• [DIRECTIONS FOR THIS TASK]: Please count the lines below that contain the word "trésorerie", and reply with that number alone.

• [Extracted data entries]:
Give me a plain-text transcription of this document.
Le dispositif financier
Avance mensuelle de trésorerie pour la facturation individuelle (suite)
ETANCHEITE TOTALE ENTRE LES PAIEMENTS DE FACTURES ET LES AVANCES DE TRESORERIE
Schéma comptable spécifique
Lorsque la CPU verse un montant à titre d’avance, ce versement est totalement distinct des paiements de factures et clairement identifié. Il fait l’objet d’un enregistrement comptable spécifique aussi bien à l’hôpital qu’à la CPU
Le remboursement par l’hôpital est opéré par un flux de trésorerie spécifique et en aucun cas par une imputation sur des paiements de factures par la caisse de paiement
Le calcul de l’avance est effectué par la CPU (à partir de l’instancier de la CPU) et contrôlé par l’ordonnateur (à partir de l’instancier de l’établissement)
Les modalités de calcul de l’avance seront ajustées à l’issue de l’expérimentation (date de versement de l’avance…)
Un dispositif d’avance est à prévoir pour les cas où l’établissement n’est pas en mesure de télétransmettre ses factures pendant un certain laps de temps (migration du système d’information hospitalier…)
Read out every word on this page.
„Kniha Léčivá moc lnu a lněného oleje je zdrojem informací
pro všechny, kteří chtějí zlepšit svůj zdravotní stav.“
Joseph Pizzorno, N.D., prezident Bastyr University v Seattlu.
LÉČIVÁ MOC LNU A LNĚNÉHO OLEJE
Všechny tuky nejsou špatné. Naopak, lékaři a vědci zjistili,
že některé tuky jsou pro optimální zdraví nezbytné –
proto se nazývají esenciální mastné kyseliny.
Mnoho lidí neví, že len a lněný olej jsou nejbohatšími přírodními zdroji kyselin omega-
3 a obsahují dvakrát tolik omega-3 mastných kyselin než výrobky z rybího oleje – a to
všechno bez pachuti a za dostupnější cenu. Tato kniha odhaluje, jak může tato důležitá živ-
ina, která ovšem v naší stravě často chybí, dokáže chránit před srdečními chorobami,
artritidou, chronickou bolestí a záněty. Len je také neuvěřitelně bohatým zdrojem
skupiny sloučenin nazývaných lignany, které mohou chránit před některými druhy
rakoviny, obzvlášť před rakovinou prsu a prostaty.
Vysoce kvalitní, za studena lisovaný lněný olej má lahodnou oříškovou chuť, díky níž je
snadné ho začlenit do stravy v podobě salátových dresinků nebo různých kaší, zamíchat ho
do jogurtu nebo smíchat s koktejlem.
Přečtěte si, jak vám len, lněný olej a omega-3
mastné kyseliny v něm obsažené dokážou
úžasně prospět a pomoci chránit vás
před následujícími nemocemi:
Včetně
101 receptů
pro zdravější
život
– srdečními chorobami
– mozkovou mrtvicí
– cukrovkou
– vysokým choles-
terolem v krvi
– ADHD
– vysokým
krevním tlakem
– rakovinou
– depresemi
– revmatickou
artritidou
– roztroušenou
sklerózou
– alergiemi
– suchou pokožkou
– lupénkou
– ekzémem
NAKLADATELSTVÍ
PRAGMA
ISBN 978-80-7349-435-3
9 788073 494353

• [WORKED ANSWER]: 2